— Start Dataset entries —

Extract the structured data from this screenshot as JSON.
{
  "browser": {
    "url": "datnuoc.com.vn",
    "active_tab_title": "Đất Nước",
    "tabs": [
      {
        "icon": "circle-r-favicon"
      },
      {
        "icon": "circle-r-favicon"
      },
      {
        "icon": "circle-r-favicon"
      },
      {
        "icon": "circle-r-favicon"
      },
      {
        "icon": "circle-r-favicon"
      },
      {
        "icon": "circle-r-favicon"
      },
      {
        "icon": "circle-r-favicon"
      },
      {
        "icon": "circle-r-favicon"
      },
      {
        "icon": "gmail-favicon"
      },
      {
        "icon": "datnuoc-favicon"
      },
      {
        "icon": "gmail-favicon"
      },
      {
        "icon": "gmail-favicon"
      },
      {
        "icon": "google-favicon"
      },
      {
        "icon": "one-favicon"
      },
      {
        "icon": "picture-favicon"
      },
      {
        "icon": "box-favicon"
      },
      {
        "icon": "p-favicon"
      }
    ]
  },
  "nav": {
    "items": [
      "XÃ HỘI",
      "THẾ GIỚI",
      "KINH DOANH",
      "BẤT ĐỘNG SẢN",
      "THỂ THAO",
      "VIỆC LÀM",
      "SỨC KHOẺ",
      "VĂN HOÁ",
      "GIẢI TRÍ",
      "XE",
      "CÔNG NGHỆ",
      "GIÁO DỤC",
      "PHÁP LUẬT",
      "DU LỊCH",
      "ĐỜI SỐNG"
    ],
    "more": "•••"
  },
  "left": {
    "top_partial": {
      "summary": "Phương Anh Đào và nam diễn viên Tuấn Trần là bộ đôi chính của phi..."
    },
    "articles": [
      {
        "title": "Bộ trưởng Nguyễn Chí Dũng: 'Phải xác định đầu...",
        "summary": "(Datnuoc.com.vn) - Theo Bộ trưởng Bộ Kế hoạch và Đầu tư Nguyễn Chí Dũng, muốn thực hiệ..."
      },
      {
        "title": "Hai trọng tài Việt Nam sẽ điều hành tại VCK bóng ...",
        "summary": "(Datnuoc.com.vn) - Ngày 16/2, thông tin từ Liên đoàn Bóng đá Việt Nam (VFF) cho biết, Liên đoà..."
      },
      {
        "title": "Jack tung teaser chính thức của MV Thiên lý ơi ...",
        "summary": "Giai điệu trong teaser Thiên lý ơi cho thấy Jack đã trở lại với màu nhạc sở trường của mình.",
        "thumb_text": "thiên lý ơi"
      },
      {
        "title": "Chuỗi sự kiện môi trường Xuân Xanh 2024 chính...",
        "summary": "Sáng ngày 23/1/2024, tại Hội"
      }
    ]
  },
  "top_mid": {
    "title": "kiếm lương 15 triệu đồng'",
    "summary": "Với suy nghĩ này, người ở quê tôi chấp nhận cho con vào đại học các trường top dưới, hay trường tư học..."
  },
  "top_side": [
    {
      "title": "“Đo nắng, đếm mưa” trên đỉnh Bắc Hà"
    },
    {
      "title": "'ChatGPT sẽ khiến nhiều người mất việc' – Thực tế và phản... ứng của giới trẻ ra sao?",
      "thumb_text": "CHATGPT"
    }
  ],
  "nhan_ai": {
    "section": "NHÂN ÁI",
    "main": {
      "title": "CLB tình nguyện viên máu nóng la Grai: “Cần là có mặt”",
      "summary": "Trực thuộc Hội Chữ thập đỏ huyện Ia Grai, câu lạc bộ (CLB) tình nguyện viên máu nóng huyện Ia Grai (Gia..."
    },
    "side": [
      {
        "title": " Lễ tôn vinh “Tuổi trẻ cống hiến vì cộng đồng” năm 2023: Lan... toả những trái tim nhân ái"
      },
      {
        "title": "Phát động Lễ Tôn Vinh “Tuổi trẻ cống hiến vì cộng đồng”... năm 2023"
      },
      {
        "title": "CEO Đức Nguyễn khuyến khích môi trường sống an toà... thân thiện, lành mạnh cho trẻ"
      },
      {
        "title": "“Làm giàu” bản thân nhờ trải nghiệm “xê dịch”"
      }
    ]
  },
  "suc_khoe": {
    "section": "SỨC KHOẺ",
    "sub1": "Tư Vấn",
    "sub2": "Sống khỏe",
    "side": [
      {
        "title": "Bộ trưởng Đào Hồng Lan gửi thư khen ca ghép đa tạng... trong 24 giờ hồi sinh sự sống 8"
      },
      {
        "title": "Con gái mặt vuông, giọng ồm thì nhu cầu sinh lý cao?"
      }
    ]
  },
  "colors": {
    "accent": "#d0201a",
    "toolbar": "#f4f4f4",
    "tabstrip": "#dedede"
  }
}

— End Dataset entries —

Write out every entry verbatim.

Extract the structured data from this screenshot as JSON.
{
  "browser": {
    "url": "datnuoc.com.vn",
    "active_tab_title": "Đất Nước",
    "tabs": [
      {
        "icon": "circle-r-favicon"
      },
      {
        "icon": "circle-r-favicon"
      },
      {
        "icon": "circle-r-favicon"
      },
      {
        "icon": "circle-r-favicon"
      },
      {
        "icon": "circle-r-favicon"
      },
      {
        "icon": "circle-r-favicon"
      },
      {
        "icon": "circle-r-favicon"
      },
      {
        "icon": "circle-r-favicon"
      },
      {
        "icon": "gmail-favicon"
      },
      {
        "icon": "datnuoc-favicon"
      },
      {
        "icon": "gmail-favicon"
      },
      {
        "icon": "gmail-favicon"
      },
      {
        "icon": "google-favicon"
      },
      {
        "icon": "one-favicon"
      },
      {
        "icon": "picture-favicon"
      },
      {
        "icon": "box-favicon"
      },
      {
        "icon": "p-favicon"
      }
    ]
  },
  "nav": {
    "items": [
      "XÃ HỘI",
      "THẾ GIỚI",
      "KINH DOANH",
      "BẤT ĐỘNG SẢN",
      "THỂ THAO",
      "VIỆC LÀM",
      "SỨC KHOẺ",
      "VĂN HOÁ",
      "GIẢI TRÍ",
      "XE",
      "CÔNG NGHỆ",
      "GIÁO DỤC",
      "PHÁP LUẬT",
      "DU LỊCH",
      "ĐỜI SỐNG"
    ],
    "more": "•••"
  },
  "left": {
    "top_partial": {
      "summary": "Phương Anh Đào và nam diễn viên Tuấn Trần là bộ đôi chính của phi..."
    },
    "articles": [
      {
        "title": "Bộ trưởng Nguyễn Chí Dũng: 'Phải xác định đầu...",
        "summary": "(Datnuoc.com.vn) - Theo Bộ trưởng Bộ Kế hoạch và Đầu tư Nguyễn Chí Dũng, muốn thực hiệ..."
      },
      {
        "title": "Hai trọng tài Việt Nam sẽ điều hành tại VCK bóng ...",
        "summary": "(Datnuoc.com.vn) - Ngày 16/2, thông tin từ Liên đoàn Bóng đá Việt Nam (VFF) cho biết, Liên đoà..."
      },
      {
        "title": "Jack tung teaser chính thức của MV Thiên lý ơi ...",
        "summary": "Giai điệu trong teaser Thiên lý ơi cho thấy Jack đã trở lại với màu nhạc sở trường của mình.",
        "thumb_text": "thiên lý ơi"
      },
      {
        "title": "Chuỗi sự kiện môi trường Xuân Xanh 2024 chính...",
        "summary": "Sáng ngày 23/1/2024, tại Hội"
      }
    ]
  },
  "top_mid": {
    "title": "kiếm lương 15 triệu đồng'",
    "summary": "Với suy nghĩ này, người ở quê tôi chấp nhận cho con vào đại học các trường top dưới, hay trường tư học..."
  },
  "top_side": [
    {
      "title": "“Đo nắng, đếm mưa” trên đỉnh Bắc Hà"
    },
    {
      "title": "'ChatGPT sẽ khiến nhiều người mất việc' – Thực tế và phản... ứng của giới trẻ ra sao?",
      "thumb_text": "CHATGPT"
    }
  ],
  "nhan_ai": {
    "section": "NHÂN ÁI",
    "main": {
      "title": "CLB tình nguyện viên máu nóng la Grai: “Cần là có mặt”",
      "summary": "Trực thuộc Hội Chữ thập đỏ huyện Ia Grai, câu lạc bộ (CLB) tình nguyện viên máu nóng huyện Ia Grai (Gia..."
    },
    "side": [
      {
        "title": " Lễ tôn vinh “Tuổi trẻ cống hiến vì cộng đồng” năm 2023: Lan... toả những trái tim nhân ái"
      },
      {
        "title": "Phát động Lễ Tôn Vinh “Tuổi trẻ cống hiến vì cộng đồng”... năm 2023"
      },
      {
        "title": "CEO Đức Nguyễn khuyến khích môi trường sống an toà... thân thiện, lành mạnh cho trẻ"
      },
      {
        "title": "“Làm giàu” bản thân nhờ trải nghiệm “xê dịch”"
      }
    ]
  },
  "suc_khoe": {
    "section": "SỨC KHOẺ",
    "sub1": "Tư Vấn",
    "sub2": "Sống khỏe",
    "side": [
      {
        "title": "Bộ trưởng Đào Hồng Lan gửi thư khen ca ghép đa tạng... trong 24 giờ hồi sinh sự sống 8"
      },
      {
        "title": "Con gái mặt vuông, giọng ồm thì nhu cầu sinh lý cao?"
      }
    ]
  },
  "colors": {
    "accent": "#d0201a",
    "toolbar": "#f4f4f4",
    "tabstrip": "#dedede"
  }
}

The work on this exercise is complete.